### Aim of the task
Transcribe the material in full, exactly as written.

Figure dataset records:
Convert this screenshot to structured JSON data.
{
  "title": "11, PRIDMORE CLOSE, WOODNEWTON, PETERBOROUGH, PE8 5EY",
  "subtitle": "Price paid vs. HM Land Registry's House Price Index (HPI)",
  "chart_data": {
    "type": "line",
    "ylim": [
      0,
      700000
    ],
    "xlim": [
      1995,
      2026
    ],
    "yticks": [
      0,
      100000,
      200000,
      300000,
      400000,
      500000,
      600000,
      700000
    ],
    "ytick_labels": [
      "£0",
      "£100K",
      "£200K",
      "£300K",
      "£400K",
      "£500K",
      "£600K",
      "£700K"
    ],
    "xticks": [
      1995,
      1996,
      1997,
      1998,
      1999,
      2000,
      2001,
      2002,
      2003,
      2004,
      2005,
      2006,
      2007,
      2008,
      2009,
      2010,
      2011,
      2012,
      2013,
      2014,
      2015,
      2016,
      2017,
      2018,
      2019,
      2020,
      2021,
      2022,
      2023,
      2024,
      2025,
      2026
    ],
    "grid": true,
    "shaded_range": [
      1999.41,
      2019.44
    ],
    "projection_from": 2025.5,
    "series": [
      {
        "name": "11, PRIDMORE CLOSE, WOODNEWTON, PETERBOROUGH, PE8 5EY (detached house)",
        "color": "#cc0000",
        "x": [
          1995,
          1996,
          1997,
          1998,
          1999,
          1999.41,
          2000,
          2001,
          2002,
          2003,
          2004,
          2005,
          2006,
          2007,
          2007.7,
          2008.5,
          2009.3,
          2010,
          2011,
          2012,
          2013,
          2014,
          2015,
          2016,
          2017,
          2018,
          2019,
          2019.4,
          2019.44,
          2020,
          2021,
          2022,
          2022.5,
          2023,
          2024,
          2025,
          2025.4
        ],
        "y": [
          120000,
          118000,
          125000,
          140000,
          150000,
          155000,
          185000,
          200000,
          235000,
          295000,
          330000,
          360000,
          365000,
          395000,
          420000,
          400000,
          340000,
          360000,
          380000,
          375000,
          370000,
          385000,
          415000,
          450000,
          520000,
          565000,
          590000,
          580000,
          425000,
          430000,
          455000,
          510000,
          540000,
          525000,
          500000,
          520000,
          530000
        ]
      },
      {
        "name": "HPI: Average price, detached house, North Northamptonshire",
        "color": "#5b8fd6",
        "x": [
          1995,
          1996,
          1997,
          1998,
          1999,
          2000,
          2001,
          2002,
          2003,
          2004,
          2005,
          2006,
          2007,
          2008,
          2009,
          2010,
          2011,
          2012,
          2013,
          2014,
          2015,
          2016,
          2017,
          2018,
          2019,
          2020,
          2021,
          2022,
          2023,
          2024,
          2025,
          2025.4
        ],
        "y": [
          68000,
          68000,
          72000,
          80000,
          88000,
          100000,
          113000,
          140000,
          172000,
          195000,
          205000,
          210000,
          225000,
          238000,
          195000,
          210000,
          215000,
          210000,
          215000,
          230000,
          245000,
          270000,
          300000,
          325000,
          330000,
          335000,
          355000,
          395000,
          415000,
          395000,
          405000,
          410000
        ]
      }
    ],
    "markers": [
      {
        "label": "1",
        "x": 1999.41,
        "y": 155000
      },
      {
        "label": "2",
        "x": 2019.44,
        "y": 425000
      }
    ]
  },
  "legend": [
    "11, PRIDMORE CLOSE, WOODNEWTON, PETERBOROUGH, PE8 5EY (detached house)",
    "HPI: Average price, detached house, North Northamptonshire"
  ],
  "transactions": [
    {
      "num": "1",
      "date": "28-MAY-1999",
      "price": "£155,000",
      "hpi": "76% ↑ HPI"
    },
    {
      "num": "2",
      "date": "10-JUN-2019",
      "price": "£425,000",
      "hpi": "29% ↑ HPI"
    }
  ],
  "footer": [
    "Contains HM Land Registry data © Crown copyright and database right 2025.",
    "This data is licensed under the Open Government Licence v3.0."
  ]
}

### Final result
Convert this screenshot to structured JSON data.
{
  "title": "11, PRIDMORE CLOSE, WOODNEWTON, PETERBOROUGH, PE8 5EY",
  "subtitle": "Price paid vs. HM Land Registry's House Price Index (HPI)",
  "chart_data": {
    "type": "line",
    "ylim": [
      0,
      700000
    ],
    "xlim": [
      1995,
      2026
    ],
    "yticks": [
      0,
      100000,
      200000,
      300000,
      400000,
      500000,
      600000,
      700000
    ],
    "ytick_labels": [
      "£0",
      "£100K",
      "£200K",
      "£300K",
      "£400K",
      "£500K",
      "£600K",
      "£700K"
    ],
    "xticks": [
      1995,
      1996,
      1997,
      1998,
      1999,
      2000,
      2001,
      2002,
      2003,
      2004,
      2005,
      2006,
      2007,
      2008,
      2009,
      2010,
      2011,
      2012,
      2013,
      2014,
      2015,
      2016,
      2017,
      2018,
      2019,
      2020,
      2021,
      2022,
      2023,
      2024,
      2025,
      2026
    ],
    "grid": true,
    "shaded_range": [
      1999.41,
      2019.44
    ],
    "projection_from": 2025.5,
    "series": [
      {
        "name": "11, PRIDMORE CLOSE, WOODNEWTON, PETERBOROUGH, PE8 5EY (detached house)",
        "color": "#cc0000",
        "x": [
          1995,
          1996,
          1997,
          1998,
          1999,
          1999.41,
          2000,
          2001,
          2002,
          2003,
          2004,
          2005,
          2006,
          2007,
          2007.7,
          2008.5,
          2009.3,
          2010,
          2011,
          2012,
          2013,
          2014,
          2015,
          2016,
          2017,
          2018,
          2019,
          2019.4,
          2019.44,
          2020,
          2021,
          2022,
          2022.5,
          2023,
          2024,
          2025,
          2025.4
        ],
        "y": [
          120000,
          118000,
          125000,
          140000,
          150000,
          155000,
          185000,
          200000,
          235000,
          295000,
          330000,
          360000,
          365000,
          395000,
          420000,
          400000,
          340000,
          360000,
          380000,
          375000,
          370000,
          385000,
          415000,
          450000,
          520000,
          565000,
          590000,
          580000,
          425000,
          430000,
          455000,
          510000,
          540000,
          525000,
          500000,
          520000,
          530000
        ]
      },
      {
        "name": "HPI: Average price, detached house, North Northamptonshire",
        "color": "#5b8fd6",
        "x": [
          1995,
          1996,
          1997,
          1998,
          1999,
          2000,
          2001,
          2002,
          2003,
          2004,
          2005,
          2006,
          2007,
          2008,
          2009,
          2010,
          2011,
          2012,
          2013,
          2014,
          2015,
          2016,
          2017,
          2018,
          2019,
          2020,
          2021,
          2022,
          2023,
          2024,
          2025,
          2025.4
        ],
        "y": [
          68000,
          68000,
          72000,
          80000,
          88000,
          100000,
          113000,
          140000,
          172000,
          195000,
          205000,
          210000,
          225000,
          238000,
          195000,
          210000,
          215000,
          210000,
          215000,
          230000,
          245000,
          270000,
          300000,
          325000,
          330000,
          335000,
          355000,
          395000,
          415000,
          395000,
          405000,
          410000
        ]
      }
    ],
    "markers": [
      {
        "label": "1",
        "x": 1999.41,
        "y": 155000
      },
      {
        "label": "2",
        "x": 2019.44,
        "y": 425000
      }
    ]
  },
  "legend": [
    "11, PRIDMORE CLOSE, WOODNEWTON, PETERBOROUGH, PE8 5EY (detached house)",
    "HPI: Average price, detached house, North Northamptonshire"
  ],
  "transactions": [
    {
      "num": "1",
      "date": "28-MAY-1999",
      "price": "£155,000",
      "hpi": "76% ↑ HPI"
    },
    {
      "num": "2",
      "date": "10-JUN-2019",
      "price": "£425,000",
      "hpi": "29% ↑ HPI"
    }
  ],
  "footer": [
    "Contains HM Land Registry data © Crown copyright and database right 2025.",
    "This data is licensed under the Open Government Licence v3.0."
  ]
}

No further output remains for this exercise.